● **GIVEN INSTRUCTION**:
Count the lines that hold the string "平方厘米". Reply with the number alone.
========================================================================
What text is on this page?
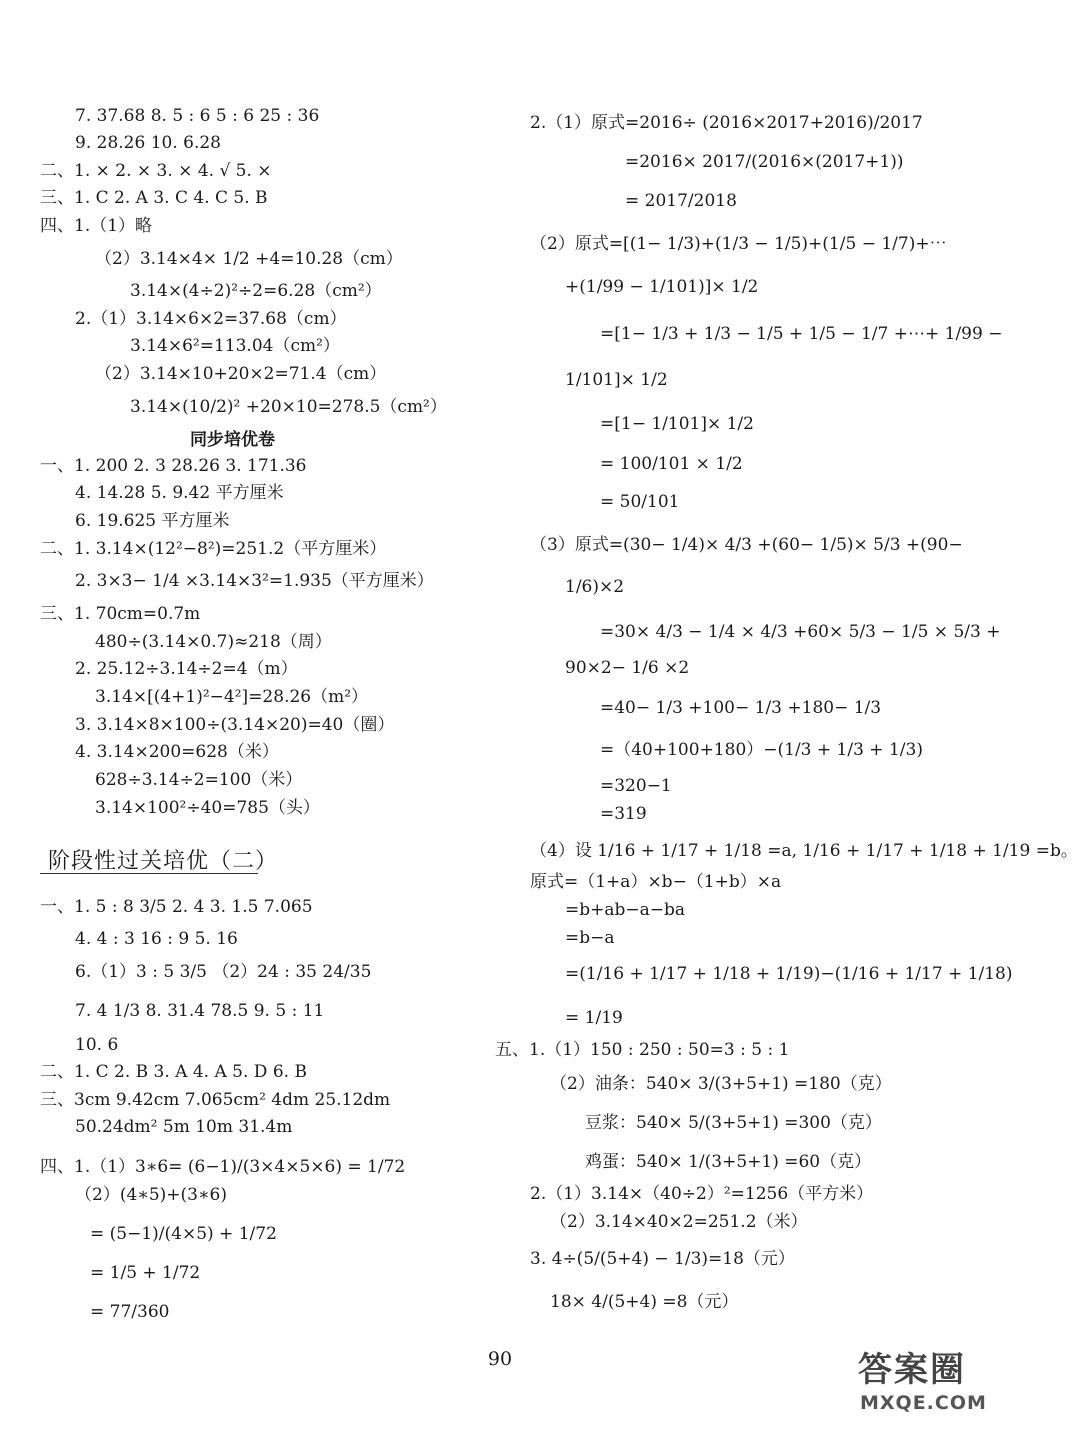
7. 37.68 8. 5 : 6 5 : 6 25 : 36
9. 28.26 10. 6.28
二、1. × 2. × 3. × 4. √ 5. ×
三、1. C 2. A 3. C 4. C 5. B
四、1.（1）略
（2）3.14×4× 1/2 +4=10.28（cm）
3.14×(4÷2)²÷2=6.28（cm²）
2.（1）3.14×6×2=37.68（cm）
3.14×6²=113.04（cm²）
（2）3.14×10+20×2=71.4（cm）
3.14×(10/2)² +20×10=278.5（cm²）
同步培优卷
一、1. 200 2. 3 28.26 3. 171.36
4. 14.28 5. 9.42 平方厘米
6. 19.625 平方厘米
二、1. 3.14×(12²−8²)=251.2（平方厘米）
2. 3×3− 1/4 ×3.14×3²=1.935（平方厘米）
三、1. 70cm=0.7m
480÷(3.14×0.7)≈218（周）
2. 25.12÷3.14÷2=4（m）
3.14×[(4+1)²−4²]=28.26（m²）
3. 3.14×8×100÷(3.14×20)=40（圈）
4. 3.14×200=628（米）
628÷3.14÷2=100（米）
3.14×100²÷40=785（头）
阶段性过关培优（二）
一、1. 5 : 8 3/5 2. 4 3. 1.5 7.065
4. 4 : 3 16 : 9 5. 16
6.（1）3 : 5 3/5 （2）24 : 35 24/35
7. 4 1/3 8. 31.4 78.5 9. 5 : 11
10. 6
二、1. C 2. B 3. A 4. A 5. D 6. B
三、3cm 9.42cm 7.065cm² 4dm 25.12dm
50.24dm² 5m 10m 31.4m
四、1.（1）3∗6= (6−1)/(3×4×5×6) = 1/72
（2）(4∗5)+(3∗6)
= (5−1)/(4×5) + 1/72
= 1/5 + 1/72
= 77/360
2.（1）原式=2016÷ (2016×2017+2016)/2017
=2016× 2017/(2016×(2017+1))
= 2017/2018
（2）原式=[(1− 1/3)+(1/3 − 1/5)+(1/5 − 1/7)+⋯
+(1/99 − 1/101)]× 1/2
=[1− 1/3 + 1/3 − 1/5 + 1/5 − 1/7 +⋯+ 1/99 −
1/101]× 1/2
=[1− 1/101]× 1/2
= 100/101 × 1/2
= 50/101
（3）原式=(30− 1/4)× 4/3 +(60− 1/5)× 5/3 +(90−
1/6)×2
=30× 4/3 − 1/4 × 4/3 +60× 5/3 − 1/5 × 5/3 +
90×2− 1/6 ×2
=40− 1/3 +100− 1/3 +180− 1/3
=（40+100+180）−(1/3 + 1/3 + 1/3)
=320−1
=319
（4）设 1/16 + 1/17 + 1/18 =a, 1/16 + 1/17 + 1/18 + 1/19 =b。
原式=（1+a）×b−（1+b）×a
=b+ab−a−ba
=b−a
=(1/16 + 1/17 + 1/18 + 1/19)−(1/16 + 1/17 + 1/18)
= 1/19
五、1.（1）150 : 250 : 50=3 : 5 : 1
（2）油条：540× 3/(3+5+1) =180（克）
豆浆：540× 5/(3+5+1) =300（克）
鸡蛋：540× 1/(3+5+1) =60（克）
2.（1）3.14×（40÷2）²=1256（平方米）
（2）3.14×40×2=251.2（米）
3. 4÷(5/(5+4) − 1/3)=18（元）
18× 4/(5+4) =8（元）
90	答案圈
MXQE.COM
========================================================================
● **ANSWER TO THE PROBLEM**:
4